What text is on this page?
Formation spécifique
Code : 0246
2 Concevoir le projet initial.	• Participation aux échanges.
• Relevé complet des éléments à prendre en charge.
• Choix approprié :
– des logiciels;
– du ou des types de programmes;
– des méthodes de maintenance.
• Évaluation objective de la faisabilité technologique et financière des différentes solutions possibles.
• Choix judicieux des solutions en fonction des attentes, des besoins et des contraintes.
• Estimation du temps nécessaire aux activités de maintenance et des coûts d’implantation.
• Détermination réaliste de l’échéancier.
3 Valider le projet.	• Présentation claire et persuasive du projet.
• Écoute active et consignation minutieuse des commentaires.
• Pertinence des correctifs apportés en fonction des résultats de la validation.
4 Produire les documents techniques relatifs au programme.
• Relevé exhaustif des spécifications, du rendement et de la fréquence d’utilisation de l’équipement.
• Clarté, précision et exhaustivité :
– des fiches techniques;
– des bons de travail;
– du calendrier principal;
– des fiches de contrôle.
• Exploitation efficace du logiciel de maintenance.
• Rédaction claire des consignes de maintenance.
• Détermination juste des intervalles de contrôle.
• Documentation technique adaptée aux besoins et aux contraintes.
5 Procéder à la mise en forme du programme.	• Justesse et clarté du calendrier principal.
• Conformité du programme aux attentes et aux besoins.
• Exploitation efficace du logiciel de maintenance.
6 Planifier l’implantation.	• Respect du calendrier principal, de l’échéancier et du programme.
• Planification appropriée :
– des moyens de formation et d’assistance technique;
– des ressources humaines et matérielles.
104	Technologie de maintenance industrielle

────────

**Job:** Make a verbatim copy of every entry shown above.

**Answer to the exercise:**
What text is on this page?
Formation spécifique
Code : 0246
2 Concevoir le projet initial.	• Participation aux échanges.
• Relevé complet des éléments à prendre en charge.
• Choix approprié :
– des logiciels;
– du ou des types de programmes;
– des méthodes de maintenance.
• Évaluation objective de la faisabilité technologique et financière des différentes solutions possibles.
• Choix judicieux des solutions en fonction des attentes, des besoins et des contraintes.
• Estimation du temps nécessaire aux activités de maintenance et des coûts d’implantation.
• Détermination réaliste de l’échéancier.
3 Valider le projet.	• Présentation claire et persuasive du projet.
• Écoute active et consignation minutieuse des commentaires.
• Pertinence des correctifs apportés en fonction des résultats de la validation.
4 Produire les documents techniques relatifs au programme.
• Relevé exhaustif des spécifications, du rendement et de la fréquence d’utilisation de l’équipement.
• Clarté, précision et exhaustivité :
– des fiches techniques;
– des bons de travail;
– du calendrier principal;
– des fiches de contrôle.
• Exploitation efficace du logiciel de maintenance.
• Rédaction claire des consignes de maintenance.
• Détermination juste des intervalles de contrôle.
• Documentation technique adaptée aux besoins et aux contraintes.
5 Procéder à la mise en forme du programme.	• Justesse et clarté du calendrier principal.
• Conformité du programme aux attentes et aux besoins.
• Exploitation efficace du logiciel de maintenance.
6 Planifier l’implantation.	• Respect du calendrier principal, de l’échéancier et du programme.
• Planification appropriée :
– des moyens de formation et d’assistance technique;
– des ressources humaines et matérielles.
104	Technologie de maintenance industrielle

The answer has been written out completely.